- [DIRECTIONS FOR THIS TASK]: Reproduce each line unchanged, from the first line of the rows up to and including the line with "error-bar-cap bbox=[549, 212, 555, 214]".
• • •
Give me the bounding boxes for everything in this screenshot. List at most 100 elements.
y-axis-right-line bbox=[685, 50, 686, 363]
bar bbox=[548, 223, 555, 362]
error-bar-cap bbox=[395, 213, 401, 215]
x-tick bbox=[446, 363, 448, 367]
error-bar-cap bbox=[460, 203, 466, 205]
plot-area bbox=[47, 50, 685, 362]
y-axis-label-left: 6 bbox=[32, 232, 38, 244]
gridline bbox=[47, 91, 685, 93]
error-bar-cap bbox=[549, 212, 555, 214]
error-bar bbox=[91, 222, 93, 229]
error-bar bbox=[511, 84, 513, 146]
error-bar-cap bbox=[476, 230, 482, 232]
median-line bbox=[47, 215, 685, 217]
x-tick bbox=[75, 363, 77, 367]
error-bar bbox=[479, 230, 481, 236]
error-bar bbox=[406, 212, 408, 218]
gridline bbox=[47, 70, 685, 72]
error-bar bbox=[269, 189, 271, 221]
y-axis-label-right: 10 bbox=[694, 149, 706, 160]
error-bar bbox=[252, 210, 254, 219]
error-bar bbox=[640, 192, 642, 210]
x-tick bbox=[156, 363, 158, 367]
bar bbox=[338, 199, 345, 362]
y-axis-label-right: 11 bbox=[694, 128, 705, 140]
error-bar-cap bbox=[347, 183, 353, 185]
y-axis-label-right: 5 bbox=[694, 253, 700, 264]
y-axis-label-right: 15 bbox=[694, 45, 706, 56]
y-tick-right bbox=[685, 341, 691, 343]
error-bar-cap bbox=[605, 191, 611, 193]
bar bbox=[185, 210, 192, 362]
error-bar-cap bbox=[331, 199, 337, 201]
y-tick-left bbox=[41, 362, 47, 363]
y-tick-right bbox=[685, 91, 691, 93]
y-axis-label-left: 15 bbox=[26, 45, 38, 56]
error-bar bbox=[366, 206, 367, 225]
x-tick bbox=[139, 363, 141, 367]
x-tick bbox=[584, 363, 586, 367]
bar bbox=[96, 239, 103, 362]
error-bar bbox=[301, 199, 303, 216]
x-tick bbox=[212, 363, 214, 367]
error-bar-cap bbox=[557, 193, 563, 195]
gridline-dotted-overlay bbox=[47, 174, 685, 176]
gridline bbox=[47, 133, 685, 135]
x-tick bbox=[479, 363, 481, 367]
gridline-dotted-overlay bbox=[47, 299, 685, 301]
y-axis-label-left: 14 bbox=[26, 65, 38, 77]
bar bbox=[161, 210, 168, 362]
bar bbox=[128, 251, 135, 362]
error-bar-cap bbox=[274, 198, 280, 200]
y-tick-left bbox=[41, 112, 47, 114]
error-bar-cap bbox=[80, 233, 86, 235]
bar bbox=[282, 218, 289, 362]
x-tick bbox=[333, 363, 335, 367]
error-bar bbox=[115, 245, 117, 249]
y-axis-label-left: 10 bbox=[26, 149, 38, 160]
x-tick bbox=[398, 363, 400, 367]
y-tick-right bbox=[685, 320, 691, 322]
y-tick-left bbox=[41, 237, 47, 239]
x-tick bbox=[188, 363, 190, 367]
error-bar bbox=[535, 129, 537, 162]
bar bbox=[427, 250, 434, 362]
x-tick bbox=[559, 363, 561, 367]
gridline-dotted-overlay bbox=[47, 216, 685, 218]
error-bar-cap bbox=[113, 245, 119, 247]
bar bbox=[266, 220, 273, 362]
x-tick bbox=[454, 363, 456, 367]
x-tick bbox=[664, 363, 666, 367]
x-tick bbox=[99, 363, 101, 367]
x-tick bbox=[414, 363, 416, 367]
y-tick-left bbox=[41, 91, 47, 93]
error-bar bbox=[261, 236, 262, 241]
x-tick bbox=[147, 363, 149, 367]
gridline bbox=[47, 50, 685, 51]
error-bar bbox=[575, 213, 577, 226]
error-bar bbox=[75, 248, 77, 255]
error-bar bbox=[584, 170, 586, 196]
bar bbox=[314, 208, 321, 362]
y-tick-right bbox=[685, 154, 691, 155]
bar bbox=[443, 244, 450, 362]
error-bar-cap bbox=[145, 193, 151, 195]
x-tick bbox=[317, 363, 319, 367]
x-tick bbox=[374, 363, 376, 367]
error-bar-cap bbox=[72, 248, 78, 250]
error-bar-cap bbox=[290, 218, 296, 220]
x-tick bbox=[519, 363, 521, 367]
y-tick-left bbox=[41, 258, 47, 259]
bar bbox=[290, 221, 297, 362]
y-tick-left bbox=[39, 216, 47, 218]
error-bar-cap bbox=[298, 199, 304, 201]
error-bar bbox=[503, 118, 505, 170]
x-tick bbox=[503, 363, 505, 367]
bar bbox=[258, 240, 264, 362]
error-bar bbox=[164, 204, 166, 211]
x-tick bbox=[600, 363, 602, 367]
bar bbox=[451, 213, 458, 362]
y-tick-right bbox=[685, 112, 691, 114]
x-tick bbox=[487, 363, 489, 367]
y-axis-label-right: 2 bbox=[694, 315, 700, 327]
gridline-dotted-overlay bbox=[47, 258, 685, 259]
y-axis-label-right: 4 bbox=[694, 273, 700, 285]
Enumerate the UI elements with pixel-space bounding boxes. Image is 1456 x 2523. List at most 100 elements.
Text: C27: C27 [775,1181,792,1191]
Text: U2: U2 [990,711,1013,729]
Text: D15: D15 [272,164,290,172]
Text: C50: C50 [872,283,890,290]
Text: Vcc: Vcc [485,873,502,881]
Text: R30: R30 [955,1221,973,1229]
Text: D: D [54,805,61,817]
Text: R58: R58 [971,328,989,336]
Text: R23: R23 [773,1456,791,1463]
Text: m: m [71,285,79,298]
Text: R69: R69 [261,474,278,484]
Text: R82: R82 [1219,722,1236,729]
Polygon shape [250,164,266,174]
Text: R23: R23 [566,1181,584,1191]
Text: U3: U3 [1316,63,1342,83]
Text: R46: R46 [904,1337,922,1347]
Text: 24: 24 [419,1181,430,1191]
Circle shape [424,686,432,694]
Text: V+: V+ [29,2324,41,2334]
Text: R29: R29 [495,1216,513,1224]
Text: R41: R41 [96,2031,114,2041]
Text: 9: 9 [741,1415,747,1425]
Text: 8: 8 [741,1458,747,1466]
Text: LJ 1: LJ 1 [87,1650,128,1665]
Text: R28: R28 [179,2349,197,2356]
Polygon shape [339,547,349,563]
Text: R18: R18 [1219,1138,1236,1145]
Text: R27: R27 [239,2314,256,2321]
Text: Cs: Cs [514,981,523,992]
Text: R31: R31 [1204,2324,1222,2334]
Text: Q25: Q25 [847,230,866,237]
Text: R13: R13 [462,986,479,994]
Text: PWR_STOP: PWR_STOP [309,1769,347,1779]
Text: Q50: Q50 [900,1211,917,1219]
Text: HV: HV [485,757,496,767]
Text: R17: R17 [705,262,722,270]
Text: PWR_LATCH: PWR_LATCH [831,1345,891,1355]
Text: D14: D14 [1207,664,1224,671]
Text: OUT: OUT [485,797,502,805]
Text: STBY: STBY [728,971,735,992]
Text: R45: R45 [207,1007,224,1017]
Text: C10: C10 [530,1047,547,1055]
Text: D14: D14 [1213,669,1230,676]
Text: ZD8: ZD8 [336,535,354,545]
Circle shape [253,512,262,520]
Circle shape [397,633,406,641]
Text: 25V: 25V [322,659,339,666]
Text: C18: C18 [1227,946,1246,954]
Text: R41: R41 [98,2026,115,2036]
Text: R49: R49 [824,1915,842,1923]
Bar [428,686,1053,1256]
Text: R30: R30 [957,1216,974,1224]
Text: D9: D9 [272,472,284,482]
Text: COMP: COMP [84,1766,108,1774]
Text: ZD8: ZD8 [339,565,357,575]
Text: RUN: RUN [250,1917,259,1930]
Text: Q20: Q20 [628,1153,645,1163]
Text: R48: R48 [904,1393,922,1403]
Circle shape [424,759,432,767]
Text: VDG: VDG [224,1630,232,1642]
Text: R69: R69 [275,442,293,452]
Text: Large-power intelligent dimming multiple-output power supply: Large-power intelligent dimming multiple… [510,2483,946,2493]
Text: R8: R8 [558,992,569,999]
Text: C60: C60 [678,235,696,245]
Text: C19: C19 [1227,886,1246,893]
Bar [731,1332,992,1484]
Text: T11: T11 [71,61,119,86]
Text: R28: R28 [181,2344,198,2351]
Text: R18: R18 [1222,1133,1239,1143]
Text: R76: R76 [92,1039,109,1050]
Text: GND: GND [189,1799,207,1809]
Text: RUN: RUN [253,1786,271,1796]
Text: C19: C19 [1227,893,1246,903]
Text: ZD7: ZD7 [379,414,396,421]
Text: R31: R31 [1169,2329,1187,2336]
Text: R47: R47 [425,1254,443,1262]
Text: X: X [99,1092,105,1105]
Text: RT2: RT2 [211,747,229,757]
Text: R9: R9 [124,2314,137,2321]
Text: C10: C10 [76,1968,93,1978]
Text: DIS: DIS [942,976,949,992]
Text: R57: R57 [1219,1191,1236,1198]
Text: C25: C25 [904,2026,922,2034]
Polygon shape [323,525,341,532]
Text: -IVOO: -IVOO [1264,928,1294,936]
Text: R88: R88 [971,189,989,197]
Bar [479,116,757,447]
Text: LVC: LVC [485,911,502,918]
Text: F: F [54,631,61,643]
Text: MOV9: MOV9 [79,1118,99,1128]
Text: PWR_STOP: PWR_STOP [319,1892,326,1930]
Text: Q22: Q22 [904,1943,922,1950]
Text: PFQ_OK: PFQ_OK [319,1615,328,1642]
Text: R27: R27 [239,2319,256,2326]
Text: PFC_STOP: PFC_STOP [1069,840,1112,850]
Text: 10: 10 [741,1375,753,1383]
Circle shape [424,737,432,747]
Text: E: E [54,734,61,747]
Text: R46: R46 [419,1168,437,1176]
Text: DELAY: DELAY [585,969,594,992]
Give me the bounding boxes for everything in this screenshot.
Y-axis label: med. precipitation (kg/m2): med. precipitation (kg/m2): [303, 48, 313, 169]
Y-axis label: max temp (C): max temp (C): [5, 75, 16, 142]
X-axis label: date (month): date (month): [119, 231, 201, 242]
• • •
- [RESULT FOR THIS EXERCISE]:
Give me the bounding boxes for everything in this screenshot. List at most 100 elements.
y-axis-right-line bbox=[685, 50, 686, 363]
bar bbox=[548, 223, 555, 362]
error-bar-cap bbox=[395, 213, 401, 215]
x-tick bbox=[446, 363, 448, 367]
error-bar-cap bbox=[460, 203, 466, 205]
plot-area bbox=[47, 50, 685, 362]
y-axis-label-left: 6 bbox=[32, 232, 38, 244]
gridline bbox=[47, 91, 685, 93]
error-bar-cap bbox=[549, 212, 555, 214]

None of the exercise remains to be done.